(Data records for software interfaces)

▬▬▬

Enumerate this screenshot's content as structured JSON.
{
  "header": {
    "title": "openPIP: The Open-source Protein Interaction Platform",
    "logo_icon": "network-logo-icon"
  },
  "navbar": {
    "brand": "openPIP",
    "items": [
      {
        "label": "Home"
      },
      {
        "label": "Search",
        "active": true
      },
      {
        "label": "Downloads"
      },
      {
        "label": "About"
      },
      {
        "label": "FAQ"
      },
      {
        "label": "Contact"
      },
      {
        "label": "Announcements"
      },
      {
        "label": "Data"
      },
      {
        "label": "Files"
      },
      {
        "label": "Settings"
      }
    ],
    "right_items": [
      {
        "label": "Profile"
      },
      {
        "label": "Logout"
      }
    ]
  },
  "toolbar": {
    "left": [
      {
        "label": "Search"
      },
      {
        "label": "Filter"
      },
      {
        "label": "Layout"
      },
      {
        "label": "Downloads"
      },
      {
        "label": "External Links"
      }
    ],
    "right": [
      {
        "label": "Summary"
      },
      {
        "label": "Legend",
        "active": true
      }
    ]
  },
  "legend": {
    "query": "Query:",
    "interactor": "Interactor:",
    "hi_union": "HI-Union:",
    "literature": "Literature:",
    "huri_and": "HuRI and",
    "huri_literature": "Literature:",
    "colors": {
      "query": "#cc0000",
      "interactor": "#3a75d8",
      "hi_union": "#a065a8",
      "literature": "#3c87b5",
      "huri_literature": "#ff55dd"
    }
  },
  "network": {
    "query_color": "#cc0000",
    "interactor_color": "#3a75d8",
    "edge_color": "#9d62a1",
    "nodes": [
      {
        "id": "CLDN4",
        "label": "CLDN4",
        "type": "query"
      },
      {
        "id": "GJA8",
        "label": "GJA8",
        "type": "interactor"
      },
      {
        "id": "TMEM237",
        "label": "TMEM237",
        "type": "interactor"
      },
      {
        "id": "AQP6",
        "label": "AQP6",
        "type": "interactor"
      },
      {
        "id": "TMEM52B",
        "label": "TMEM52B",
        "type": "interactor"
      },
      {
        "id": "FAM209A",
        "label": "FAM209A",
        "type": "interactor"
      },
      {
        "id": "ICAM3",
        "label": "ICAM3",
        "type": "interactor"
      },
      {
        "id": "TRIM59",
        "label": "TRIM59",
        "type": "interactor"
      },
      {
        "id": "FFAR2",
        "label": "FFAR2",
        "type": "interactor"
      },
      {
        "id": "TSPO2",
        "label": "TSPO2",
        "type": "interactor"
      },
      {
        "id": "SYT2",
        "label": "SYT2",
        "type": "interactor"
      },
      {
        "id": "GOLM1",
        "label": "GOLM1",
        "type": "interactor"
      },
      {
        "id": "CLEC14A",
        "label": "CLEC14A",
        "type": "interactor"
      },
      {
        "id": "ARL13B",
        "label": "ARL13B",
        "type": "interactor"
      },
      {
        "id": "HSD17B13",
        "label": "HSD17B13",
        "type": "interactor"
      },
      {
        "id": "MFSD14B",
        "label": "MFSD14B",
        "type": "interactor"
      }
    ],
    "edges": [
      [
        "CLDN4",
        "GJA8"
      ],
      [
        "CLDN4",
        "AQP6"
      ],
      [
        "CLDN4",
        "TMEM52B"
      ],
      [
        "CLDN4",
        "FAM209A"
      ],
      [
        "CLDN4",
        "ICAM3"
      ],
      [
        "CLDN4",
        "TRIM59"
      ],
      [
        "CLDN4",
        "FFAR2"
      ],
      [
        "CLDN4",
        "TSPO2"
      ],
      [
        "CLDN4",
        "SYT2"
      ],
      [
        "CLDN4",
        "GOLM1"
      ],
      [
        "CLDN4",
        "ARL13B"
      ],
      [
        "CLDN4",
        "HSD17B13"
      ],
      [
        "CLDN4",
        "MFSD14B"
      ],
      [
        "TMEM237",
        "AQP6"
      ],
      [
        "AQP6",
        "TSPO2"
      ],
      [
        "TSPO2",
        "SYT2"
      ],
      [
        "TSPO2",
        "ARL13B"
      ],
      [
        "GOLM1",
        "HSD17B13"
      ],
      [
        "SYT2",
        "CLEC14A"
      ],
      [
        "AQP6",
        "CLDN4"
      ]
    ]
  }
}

▬▬▬

> Task requirements
All of the data shown above should be printed exactly as given.

> Answer below
Enumerate this screenshot's content as structured JSON.
{
  "header": {
    "title": "openPIP: The Open-source Protein Interaction Platform",
    "logo_icon": "network-logo-icon"
  },
  "navbar": {
    "brand": "openPIP",
    "items": [
      {
        "label": "Home"
      },
      {
        "label": "Search",
        "active": true
      },
      {
        "label": "Downloads"
      },
      {
        "label": "About"
      },
      {
        "label": "FAQ"
      },
      {
        "label": "Contact"
      },
      {
        "label": "Announcements"
      },
      {
        "label": "Data"
      },
      {
        "label": "Files"
      },
      {
        "label": "Settings"
      }
    ],
    "right_items": [
      {
        "label": "Profile"
      },
      {
        "label": "Logout"
      }
    ]
  },
  "toolbar": {
    "left": [
      {
        "label": "Search"
      },
      {
        "label": "Filter"
      },
      {
        "label": "Layout"
      },
      {
        "label": "Downloads"
      },
      {
        "label": "External Links"
      }
    ],
    "right": [
      {
        "label": "Summary"
      },
      {
        "label": "Legend",
        "active": true
      }
    ]
  },
  "legend": {
    "query": "Query:",
    "interactor": "Interactor:",
    "hi_union": "HI-Union:",
    "literature": "Literature:",
    "huri_and": "HuRI and",
    "huri_literature": "Literature:",
    "colors": {
      "query": "#cc0000",
      "interactor": "#3a75d8",
      "hi_union": "#a065a8",
      "literature": "#3c87b5",
      "huri_literature": "#ff55dd"
    }
  },
  "network": {
    "query_color": "#cc0000",
    "interactor_color": "#3a75d8",
    "edge_color": "#9d62a1",
    "nodes": [
      {
        "id": "CLDN4",
        "label": "CLDN4",
        "type": "query"
      },
      {
        "id": "GJA8",
        "label": "GJA8",
        "type": "interactor"
      },
      {
        "id": "TMEM237",
        "label": "TMEM237",
        "type": "interactor"
      },
      {
        "id": "AQP6",
        "label": "AQP6",
        "type": "interactor"
      },
      {
        "id": "TMEM52B",
        "label": "TMEM52B",
        "type": "interactor"
      },
      {
        "id": "FAM209A",
        "label": "FAM209A",
        "type": "interactor"
      },
      {
        "id": "ICAM3",
        "label": "ICAM3",
        "type": "interactor"
      },
      {
        "id": "TRIM59",
        "label": "TRIM59",
        "type": "interactor"
      },
      {
        "id": "FFAR2",
        "label": "FFAR2",
        "type": "interactor"
      },
      {
        "id": "TSPO2",
        "label": "TSPO2",
        "type": "interactor"
      },
      {
        "id": "SYT2",
        "label": "SYT2",
        "type": "interactor"
      },
      {
        "id": "GOLM1",
        "label": "GOLM1",
        "type": "interactor"
      },
      {
        "id": "CLEC14A",
        "label": "CLEC14A",
        "type": "interactor"
      },
      {
        "id": "ARL13B",
        "label": "ARL13B",
        "type": "interactor"
      },
      {
        "id": "HSD17B13",
        "label": "HSD17B13",
        "type": "interactor"
      },
      {
        "id": "MFSD14B",
        "label": "MFSD14B",
        "type": "interactor"
      }
    ],
    "edges": [
      [
        "CLDN4",
        "GJA8"
      ],
      [
        "CLDN4",
        "AQP6"
      ],
      [
        "CLDN4",
        "TMEM52B"
      ],
      [
        "CLDN4",
        "FAM209A"
      ],
      [
        "CLDN4",
        "ICAM3"
      ],
      [
        "CLDN4",
        "TRIM59"
      ],
      [
        "CLDN4",
        "FFAR2"
      ],
      [
        "CLDN4",
        "TSPO2"
      ],
      [
        "CLDN4",
        "SYT2"
      ],
      [
        "CLDN4",
        "GOLM1"
      ],
      [
        "CLDN4",
        "ARL13B"
      ],
      [
        "CLDN4",
        "HSD17B13"
      ],
      [
        "CLDN4",
        "MFSD14B"
      ],
      [
        "TMEM237",
        "AQP6"
      ],
      [
        "AQP6",
        "TSPO2"
      ],
      [
        "TSPO2",
        "SYT2"
      ],
      [
        "TSPO2",
        "ARL13B"
      ],
      [
        "GOLM1",
        "HSD17B13"
      ],
      [
        "SYT2",
        "CLEC14A"
      ],
      [
        "AQP6",
        "CLDN4"
      ]
    ]
  }
}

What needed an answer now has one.